[start]

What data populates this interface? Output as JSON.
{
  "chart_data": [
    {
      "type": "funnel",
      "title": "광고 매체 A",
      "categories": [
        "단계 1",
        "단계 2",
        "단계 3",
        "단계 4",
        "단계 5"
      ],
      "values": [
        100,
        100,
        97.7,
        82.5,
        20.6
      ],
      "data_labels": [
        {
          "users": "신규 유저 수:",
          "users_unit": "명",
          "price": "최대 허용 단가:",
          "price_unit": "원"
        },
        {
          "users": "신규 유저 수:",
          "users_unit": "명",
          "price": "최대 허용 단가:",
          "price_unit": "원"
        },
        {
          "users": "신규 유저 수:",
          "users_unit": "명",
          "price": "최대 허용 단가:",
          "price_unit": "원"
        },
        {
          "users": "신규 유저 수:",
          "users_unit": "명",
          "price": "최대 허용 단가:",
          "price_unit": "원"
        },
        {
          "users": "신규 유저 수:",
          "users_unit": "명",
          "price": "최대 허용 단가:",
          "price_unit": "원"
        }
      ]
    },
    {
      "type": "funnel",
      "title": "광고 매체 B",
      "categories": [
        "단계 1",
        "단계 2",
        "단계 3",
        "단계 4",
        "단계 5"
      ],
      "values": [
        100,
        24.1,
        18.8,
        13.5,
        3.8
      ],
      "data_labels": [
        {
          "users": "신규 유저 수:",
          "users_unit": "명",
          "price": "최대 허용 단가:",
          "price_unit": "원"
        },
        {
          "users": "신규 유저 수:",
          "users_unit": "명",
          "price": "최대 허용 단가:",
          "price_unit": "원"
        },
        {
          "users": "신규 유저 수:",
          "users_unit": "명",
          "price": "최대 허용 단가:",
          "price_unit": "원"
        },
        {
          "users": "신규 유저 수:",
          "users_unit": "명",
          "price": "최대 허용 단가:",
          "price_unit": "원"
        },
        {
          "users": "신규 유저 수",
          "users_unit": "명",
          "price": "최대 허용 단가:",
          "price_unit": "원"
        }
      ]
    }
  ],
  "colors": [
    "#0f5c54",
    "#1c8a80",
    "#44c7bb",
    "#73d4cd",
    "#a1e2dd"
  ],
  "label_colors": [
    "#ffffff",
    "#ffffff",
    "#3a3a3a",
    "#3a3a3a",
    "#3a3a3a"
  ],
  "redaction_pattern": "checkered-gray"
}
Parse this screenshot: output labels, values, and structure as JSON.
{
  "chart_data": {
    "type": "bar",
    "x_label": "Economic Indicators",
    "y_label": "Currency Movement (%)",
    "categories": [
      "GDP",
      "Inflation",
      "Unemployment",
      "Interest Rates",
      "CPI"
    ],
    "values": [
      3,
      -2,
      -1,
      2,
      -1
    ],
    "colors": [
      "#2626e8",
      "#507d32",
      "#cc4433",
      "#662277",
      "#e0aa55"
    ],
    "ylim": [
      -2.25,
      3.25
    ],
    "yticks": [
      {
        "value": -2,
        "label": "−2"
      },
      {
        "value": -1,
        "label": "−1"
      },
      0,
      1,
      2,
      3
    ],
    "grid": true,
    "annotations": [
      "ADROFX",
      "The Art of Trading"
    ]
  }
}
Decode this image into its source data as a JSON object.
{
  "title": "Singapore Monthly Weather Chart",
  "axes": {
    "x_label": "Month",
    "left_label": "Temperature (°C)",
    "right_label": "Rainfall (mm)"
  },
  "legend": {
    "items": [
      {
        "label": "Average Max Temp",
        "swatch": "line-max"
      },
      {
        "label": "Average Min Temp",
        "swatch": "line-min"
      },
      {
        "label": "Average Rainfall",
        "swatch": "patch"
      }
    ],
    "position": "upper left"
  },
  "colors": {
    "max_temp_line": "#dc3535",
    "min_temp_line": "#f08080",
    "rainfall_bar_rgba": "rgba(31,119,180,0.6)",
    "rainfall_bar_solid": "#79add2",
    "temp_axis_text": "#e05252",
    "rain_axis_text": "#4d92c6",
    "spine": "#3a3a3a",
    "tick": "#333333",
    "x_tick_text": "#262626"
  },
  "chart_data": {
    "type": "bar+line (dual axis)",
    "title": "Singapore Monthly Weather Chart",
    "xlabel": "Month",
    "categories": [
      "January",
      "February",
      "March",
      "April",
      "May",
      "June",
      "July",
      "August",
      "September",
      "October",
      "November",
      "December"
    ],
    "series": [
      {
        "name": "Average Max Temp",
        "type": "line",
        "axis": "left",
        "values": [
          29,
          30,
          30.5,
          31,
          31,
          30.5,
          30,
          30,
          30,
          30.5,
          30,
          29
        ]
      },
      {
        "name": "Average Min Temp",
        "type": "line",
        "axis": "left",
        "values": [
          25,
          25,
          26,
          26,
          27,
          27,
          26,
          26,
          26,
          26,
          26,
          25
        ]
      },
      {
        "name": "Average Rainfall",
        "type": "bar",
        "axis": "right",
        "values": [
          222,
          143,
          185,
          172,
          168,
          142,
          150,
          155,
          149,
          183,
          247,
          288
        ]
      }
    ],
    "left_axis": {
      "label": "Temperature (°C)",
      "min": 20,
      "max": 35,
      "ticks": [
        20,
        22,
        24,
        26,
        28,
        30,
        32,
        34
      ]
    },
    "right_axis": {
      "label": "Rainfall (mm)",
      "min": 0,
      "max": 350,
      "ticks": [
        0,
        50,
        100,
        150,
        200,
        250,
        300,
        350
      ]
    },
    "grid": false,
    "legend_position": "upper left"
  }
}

[end]

Exercise description
Quote the material exactly, leaving nothing out.

Correct result
What data populates this interface? Output as JSON.
{
  "chart_data": [
    {
      "type": "funnel",
      "title": "광고 매체 A",
      "categories": [
        "단계 1",
        "단계 2",
        "단계 3",
        "단계 4",
        "단계 5"
      ],
      "values": [
        100,
        100,
        97.7,
        82.5,
        20.6
      ],
      "data_labels": [
        {
          "users": "신규 유저 수:",
          "users_unit": "명",
          "price": "최대 허용 단가:",
          "price_unit": "원"
        },
        {
          "users": "신규 유저 수:",
          "users_unit": "명",
          "price": "최대 허용 단가:",
          "price_unit": "원"
        },
        {
          "users": "신규 유저 수:",
          "users_unit": "명",
          "price": "최대 허용 단가:",
          "price_unit": "원"
        },
        {
          "users": "신규 유저 수:",
          "users_unit": "명",
          "price": "최대 허용 단가:",
          "price_unit": "원"
        },
        {
          "users": "신규 유저 수:",
          "users_unit": "명",
          "price": "최대 허용 단가:",
          "price_unit": "원"
        }
      ]
    },
    {
      "type": "funnel",
      "title": "광고 매체 B",
      "categories": [
        "단계 1",
        "단계 2",
        "단계 3",
        "단계 4",
        "단계 5"
      ],
      "values": [
        100,
        24.1,
        18.8,
        13.5,
        3.8
      ],
      "data_labels": [
        {
          "users": "신규 유저 수:",
          "users_unit": "명",
          "price": "최대 허용 단가:",
          "price_unit": "원"
        },
        {
          "users": "신규 유저 수:",
          "users_unit": "명",
          "price": "최대 허용 단가:",
          "price_unit": "원"
        },
        {
          "users": "신규 유저 수:",
          "users_unit": "명",
          "price": "최대 허용 단가:",
          "price_unit": "원"
        },
        {
          "users": "신규 유저 수:",
          "users_unit": "명",
          "price": "최대 허용 단가:",
          "price_unit": "원"
        },
        {
          "users": "신규 유저 수",
          "users_unit": "명",
          "price": "최대 허용 단가:",
          "price_unit": "원"
        }
      ]
    }
  ],
  "colors": [
    "#0f5c54",
    "#1c8a80",
    "#44c7bb",
    "#73d4cd",
    "#a1e2dd"
  ],
  "label_colors": [
    "#ffffff",
    "#ffffff",
    "#3a3a3a",
    "#3a3a3a",
    "#3a3a3a"
  ],
  "redaction_pattern": "checkered-gray"
}
Parse this screenshot: output labels, values, and structure as JSON.
{
  "chart_data": {
    "type": "bar",
    "x_label": "Economic Indicators",
    "y_label": "Currency Movement (%)",
    "categories": [
      "GDP",
      "Inflation",
      "Unemployment",
      "Interest Rates",
      "CPI"
    ],
    "values": [
      3,
      -2,
      -1,
      2,
      -1
    ],
    "colors": [
      "#2626e8",
      "#507d32",
      "#cc4433",
      "#662277",
      "#e0aa55"
    ],
    "ylim": [
      -2.25,
      3.25
    ],
    "yticks": [
      {
        "value": -2,
        "label": "−2"
      },
      {
        "value": -1,
        "label": "−1"
      },
      0,
      1,
      2,
      3
    ],
    "grid": true,
    "annotations": [
      "ADROFX",
      "The Art of Trading"
    ]
  }
}
Decode this image into its source data as a JSON object.
{
  "title": "Singapore Monthly Weather Chart",
  "axes": {
    "x_label": "Month",
    "left_label": "Temperature (°C)",
    "right_label": "Rainfall (mm)"
  },
  "legend": {
    "items": [
      {
        "label": "Average Max Temp",
        "swatch": "line-max"
      },
      {
        "label": "Average Min Temp",
        "swatch": "line-min"
      },
      {
        "label": "Average Rainfall",
        "swatch": "patch"
      }
    ],
    "position": "upper left"
  },
  "colors": {
    "max_temp_line": "#dc3535",
    "min_temp_line": "#f08080",
    "rainfall_bar_rgba": "rgba(31,119,180,0.6)",
    "rainfall_bar_solid": "#79add2",
    "temp_axis_text": "#e05252",
    "rain_axis_text": "#4d92c6",
    "spine": "#3a3a3a",
    "tick": "#333333",
    "x_tick_text": "#262626"
  },
  "chart_data": {
    "type": "bar+line (dual axis)",
    "title": "Singapore Monthly Weather Chart",
    "xlabel": "Month",
    "categories": [
      "January",
      "February",
      "March",
      "April",
      "May",
      "June",
      "July",
      "August",
      "September",
      "October",
      "November",
      "December"
    ],
    "series": [
      {
        "name": "Average Max Temp",
        "type": "line",
        "axis": "left",
        "values": [
          29,
          30,
          30.5,
          31,
          31,
          30.5,
          30,
          30,
          30,
          30.5,
          30,
          29
        ]
      },
      {
        "name": "Average Min Temp",
        "type": "line",
        "axis": "left",
        "values": [
          25,
          25,
          26,
          26,
          27,
          27,
          26,
          26,
          26,
          26,
          26,
          25
        ]
      },
      {
        "name": "Average Rainfall",
        "type": "bar",
        "axis": "right",
        "values": [
          222,
          143,
          185,
          172,
          168,
          142,
          150,
          155,
          149,
          183,
          247,
          288
        ]
      }
    ],
    "left_axis": {
      "label": "Temperature (°C)",
      "min": 20,
      "max": 35,
      "ticks": [
        20,
        22,
        24,
        26,
        28,
        30,
        32,
        34
      ]
    },
    "right_axis": {
      "label": "Rainfall (mm)",
      "min": 0,
      "max": 350,
      "ticks": [
        0,
        50,
        100,
        150,
        200,
        250,
        300,
        350
      ]
    },
    "grid": false,
    "legend_position": "upper left"
  }
}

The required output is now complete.